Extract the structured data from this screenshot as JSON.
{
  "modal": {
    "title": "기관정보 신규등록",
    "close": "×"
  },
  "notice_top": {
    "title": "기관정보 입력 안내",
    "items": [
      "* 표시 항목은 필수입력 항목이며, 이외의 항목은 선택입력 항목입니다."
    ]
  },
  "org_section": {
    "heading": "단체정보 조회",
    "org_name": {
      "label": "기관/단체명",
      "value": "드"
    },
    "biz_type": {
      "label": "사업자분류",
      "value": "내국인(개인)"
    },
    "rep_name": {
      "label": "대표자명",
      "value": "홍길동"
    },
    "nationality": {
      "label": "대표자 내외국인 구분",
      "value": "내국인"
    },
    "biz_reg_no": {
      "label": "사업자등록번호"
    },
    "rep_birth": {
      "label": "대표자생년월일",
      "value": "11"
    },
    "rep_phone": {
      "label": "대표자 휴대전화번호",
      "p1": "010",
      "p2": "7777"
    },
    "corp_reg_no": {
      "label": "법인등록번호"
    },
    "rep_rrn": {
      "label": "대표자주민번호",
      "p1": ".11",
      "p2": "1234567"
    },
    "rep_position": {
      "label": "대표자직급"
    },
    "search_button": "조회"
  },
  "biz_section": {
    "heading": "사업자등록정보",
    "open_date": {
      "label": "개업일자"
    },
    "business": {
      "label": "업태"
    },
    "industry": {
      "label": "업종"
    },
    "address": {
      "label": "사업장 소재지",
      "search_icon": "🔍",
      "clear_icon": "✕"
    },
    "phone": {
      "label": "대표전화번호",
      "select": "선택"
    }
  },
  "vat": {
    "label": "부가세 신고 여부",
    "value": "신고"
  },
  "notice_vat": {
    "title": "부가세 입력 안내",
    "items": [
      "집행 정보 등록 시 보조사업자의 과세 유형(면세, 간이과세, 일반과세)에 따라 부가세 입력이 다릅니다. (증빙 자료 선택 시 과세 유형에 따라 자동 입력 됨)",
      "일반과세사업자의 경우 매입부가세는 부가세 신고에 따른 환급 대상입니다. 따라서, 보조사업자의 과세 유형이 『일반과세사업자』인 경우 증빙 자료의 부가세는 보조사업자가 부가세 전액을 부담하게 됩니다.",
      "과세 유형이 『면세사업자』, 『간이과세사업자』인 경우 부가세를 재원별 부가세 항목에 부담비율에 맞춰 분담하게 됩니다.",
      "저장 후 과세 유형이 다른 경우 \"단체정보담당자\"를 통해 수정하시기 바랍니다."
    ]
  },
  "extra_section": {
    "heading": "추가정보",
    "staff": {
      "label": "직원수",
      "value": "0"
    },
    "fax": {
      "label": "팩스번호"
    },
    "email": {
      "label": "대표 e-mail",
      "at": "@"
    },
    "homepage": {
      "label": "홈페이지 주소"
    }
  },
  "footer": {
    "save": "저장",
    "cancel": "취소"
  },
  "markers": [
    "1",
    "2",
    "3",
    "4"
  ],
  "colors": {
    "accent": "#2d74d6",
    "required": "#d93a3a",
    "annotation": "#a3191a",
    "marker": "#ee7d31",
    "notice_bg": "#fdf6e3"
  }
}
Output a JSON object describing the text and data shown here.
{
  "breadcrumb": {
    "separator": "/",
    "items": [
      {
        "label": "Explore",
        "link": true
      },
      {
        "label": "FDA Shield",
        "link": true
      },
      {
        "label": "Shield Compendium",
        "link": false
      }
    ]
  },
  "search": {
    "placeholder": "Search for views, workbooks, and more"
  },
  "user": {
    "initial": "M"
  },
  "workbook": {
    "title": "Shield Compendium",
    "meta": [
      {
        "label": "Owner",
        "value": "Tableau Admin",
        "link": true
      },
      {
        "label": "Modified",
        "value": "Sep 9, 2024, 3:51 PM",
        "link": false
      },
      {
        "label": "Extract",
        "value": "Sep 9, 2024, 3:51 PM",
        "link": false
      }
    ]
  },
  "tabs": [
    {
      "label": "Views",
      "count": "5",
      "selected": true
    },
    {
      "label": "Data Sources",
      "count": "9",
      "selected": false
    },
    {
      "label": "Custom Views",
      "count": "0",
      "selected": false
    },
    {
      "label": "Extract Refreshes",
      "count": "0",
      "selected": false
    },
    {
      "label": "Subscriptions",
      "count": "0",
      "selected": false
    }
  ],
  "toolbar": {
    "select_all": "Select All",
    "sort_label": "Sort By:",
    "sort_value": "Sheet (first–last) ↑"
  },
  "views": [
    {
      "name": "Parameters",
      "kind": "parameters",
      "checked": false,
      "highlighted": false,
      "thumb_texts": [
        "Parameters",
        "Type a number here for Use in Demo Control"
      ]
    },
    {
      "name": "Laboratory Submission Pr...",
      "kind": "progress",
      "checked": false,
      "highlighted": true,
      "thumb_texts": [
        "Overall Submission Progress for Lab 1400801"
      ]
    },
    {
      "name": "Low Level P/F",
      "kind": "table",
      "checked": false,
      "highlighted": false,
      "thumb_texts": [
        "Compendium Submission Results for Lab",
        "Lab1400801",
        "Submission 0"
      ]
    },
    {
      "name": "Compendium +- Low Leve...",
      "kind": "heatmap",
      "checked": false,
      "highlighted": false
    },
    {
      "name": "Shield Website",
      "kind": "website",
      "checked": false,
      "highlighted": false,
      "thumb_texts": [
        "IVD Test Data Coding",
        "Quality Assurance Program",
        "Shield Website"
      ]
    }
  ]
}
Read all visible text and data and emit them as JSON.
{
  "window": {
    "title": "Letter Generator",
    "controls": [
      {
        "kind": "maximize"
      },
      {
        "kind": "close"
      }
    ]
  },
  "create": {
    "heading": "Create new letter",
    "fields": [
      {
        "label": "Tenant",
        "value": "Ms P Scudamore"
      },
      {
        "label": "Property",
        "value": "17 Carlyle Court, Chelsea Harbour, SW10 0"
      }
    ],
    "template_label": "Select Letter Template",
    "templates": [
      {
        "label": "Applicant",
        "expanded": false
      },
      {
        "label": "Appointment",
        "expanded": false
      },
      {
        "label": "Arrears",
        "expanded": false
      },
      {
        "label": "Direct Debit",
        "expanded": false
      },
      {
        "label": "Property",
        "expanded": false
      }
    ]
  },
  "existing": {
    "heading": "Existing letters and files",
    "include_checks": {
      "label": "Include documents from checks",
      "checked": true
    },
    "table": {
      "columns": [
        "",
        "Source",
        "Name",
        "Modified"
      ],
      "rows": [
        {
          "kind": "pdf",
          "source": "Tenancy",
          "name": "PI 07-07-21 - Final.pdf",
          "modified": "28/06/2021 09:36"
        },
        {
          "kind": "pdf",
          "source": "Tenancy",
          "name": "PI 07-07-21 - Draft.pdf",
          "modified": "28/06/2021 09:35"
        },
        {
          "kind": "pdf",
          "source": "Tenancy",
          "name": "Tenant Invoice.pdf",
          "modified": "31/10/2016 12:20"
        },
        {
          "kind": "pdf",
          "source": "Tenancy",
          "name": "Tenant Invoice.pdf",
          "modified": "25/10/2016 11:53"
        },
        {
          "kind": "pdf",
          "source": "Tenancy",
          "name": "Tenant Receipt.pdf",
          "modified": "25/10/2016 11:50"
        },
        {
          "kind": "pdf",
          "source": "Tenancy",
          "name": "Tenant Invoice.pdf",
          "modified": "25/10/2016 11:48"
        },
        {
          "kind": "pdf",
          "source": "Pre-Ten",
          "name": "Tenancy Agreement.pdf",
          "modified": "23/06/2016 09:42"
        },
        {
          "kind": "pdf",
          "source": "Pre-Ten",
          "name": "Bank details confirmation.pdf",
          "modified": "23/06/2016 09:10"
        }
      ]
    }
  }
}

Task details:
Copy each line above that contains the string "title".

Problem solution:
    "title": "기관정보 신규등록",
    "title": "기관정보 입력 안내",
    "title": "부가세 입력 안내",
    "title": "Shield Compendium",
    "title": "Letter Generator",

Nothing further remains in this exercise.